- **RECORDS FOR THE EXERCISE**
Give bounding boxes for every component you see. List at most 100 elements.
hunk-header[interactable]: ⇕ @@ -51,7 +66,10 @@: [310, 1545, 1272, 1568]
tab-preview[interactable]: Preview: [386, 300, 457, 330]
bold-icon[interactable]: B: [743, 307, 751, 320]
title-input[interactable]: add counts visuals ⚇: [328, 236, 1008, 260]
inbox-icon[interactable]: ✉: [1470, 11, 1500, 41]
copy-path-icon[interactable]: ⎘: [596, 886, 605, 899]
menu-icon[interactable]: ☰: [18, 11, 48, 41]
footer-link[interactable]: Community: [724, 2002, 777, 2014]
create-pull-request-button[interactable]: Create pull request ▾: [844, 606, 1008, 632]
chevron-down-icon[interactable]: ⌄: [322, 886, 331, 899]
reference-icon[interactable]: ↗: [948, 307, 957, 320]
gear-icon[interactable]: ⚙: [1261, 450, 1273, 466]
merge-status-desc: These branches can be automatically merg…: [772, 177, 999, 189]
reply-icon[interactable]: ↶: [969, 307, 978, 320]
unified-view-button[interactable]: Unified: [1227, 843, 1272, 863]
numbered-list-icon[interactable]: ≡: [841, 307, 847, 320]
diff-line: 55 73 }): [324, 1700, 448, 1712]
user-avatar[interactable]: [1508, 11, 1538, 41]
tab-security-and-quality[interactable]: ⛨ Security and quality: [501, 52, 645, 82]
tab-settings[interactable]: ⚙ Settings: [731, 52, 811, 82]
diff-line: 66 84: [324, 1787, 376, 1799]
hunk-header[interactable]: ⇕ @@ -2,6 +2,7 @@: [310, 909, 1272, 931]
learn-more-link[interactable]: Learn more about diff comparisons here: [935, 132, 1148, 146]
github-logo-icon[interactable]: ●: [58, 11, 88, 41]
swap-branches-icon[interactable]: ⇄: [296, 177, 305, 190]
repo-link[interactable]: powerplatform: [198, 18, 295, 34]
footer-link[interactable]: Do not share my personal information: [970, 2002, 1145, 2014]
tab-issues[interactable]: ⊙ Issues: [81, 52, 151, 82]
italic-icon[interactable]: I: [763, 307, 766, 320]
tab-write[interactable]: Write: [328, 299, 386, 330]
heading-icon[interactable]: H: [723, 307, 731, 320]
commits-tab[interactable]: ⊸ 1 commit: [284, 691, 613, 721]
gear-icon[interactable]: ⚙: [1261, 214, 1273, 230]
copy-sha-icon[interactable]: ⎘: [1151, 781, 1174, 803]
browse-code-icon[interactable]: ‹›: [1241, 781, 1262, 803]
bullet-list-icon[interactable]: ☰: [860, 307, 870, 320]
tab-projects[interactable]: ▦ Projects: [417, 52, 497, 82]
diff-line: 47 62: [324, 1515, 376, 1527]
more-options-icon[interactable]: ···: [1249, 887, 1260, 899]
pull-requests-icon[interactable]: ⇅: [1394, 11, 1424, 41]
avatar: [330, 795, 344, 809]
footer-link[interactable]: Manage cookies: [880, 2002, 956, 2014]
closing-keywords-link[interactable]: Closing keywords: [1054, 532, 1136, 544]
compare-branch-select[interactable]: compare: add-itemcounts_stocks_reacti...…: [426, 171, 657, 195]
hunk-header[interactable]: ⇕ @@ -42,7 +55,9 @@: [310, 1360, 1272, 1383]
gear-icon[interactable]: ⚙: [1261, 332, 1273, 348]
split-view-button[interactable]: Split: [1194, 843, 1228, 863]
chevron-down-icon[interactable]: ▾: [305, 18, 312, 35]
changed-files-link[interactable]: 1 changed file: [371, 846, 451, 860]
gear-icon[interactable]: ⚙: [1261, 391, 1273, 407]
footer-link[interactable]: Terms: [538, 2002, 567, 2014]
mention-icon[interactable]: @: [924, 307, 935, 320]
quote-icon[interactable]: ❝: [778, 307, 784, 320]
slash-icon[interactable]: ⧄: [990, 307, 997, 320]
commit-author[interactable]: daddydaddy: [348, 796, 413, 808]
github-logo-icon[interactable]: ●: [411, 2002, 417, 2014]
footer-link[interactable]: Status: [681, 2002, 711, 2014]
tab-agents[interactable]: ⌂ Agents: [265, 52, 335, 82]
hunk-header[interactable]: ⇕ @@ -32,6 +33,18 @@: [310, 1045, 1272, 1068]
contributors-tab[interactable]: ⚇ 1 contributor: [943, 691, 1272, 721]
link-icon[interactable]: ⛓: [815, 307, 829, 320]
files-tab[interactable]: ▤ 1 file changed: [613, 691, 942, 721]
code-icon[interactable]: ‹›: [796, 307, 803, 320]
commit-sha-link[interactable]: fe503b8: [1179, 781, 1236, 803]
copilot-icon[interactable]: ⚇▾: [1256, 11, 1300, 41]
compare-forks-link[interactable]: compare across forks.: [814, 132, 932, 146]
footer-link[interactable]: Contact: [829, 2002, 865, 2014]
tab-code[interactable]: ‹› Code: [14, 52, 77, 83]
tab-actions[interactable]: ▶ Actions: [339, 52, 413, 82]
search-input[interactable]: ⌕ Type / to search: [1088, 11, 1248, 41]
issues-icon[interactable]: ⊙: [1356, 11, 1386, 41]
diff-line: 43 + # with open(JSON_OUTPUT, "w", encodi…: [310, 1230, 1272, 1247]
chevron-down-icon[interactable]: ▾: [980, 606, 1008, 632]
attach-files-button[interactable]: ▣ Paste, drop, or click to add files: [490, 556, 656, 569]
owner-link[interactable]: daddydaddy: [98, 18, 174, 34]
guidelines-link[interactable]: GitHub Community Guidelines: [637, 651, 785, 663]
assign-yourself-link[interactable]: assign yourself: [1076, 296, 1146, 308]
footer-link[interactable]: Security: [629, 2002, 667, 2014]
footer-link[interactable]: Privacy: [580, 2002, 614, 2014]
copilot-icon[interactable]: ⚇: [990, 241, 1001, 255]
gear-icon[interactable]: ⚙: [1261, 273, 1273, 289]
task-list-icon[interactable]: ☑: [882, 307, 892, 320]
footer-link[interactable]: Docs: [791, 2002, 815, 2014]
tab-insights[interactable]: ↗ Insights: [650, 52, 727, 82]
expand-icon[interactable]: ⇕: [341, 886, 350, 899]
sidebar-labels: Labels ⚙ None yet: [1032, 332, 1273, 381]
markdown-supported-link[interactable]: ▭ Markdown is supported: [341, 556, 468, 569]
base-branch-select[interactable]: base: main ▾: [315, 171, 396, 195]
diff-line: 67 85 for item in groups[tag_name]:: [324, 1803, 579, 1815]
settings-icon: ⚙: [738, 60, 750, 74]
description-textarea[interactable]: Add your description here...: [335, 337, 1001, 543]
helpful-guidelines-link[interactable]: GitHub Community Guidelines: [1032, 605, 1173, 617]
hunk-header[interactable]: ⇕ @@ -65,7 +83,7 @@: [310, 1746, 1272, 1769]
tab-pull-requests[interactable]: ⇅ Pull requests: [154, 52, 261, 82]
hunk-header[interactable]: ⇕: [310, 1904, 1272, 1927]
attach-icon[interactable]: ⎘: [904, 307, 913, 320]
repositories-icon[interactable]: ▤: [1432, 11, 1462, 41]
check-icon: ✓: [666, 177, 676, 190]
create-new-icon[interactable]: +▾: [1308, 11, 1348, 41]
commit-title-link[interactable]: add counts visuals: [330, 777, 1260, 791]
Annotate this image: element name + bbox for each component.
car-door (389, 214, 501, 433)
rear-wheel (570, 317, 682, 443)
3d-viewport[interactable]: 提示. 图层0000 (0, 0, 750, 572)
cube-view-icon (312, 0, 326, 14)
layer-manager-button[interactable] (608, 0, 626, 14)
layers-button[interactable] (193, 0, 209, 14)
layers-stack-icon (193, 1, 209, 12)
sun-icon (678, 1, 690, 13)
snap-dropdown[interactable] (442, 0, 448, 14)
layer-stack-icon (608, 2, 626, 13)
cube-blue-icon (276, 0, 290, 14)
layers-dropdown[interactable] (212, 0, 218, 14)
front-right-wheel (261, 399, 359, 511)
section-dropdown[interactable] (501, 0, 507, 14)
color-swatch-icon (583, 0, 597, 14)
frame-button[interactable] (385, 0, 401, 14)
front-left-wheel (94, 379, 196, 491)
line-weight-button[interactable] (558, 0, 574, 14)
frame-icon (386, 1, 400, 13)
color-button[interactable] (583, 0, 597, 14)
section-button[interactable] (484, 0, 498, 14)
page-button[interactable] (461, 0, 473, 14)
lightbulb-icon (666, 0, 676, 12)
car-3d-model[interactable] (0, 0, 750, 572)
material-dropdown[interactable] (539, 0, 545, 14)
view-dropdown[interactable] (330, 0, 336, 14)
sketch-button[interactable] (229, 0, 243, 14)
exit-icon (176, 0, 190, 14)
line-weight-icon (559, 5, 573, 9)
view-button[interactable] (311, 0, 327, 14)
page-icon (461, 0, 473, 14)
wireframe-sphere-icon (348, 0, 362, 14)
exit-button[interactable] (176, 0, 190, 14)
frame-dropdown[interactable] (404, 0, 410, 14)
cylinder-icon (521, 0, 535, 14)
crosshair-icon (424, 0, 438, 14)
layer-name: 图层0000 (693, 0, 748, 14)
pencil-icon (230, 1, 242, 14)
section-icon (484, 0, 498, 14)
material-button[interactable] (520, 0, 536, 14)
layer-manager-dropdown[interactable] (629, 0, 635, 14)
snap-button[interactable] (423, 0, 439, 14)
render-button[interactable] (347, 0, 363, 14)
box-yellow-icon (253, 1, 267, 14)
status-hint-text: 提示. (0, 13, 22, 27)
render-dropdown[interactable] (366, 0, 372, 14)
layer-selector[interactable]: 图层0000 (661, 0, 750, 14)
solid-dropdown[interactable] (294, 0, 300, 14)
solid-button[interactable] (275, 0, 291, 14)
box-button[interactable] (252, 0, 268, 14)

- **GOAL**
Copy the rows above exactly, starting at the first one and stopping after the line that contains "inbox-icon[interactable]: ✉: [1470, 11, 1500, 41]".

- **RESULT OF THIS TASK**
Give bounding boxes for every component you see. List at most 100 elements.
hunk-header[interactable]: ⇕ @@ -51,7 +66,10 @@: [310, 1545, 1272, 1568]
tab-preview[interactable]: Preview: [386, 300, 457, 330]
bold-icon[interactable]: B: [743, 307, 751, 320]
title-input[interactable]: add counts visuals ⚇: [328, 236, 1008, 260]
inbox-icon[interactable]: ✉: [1470, 11, 1500, 41]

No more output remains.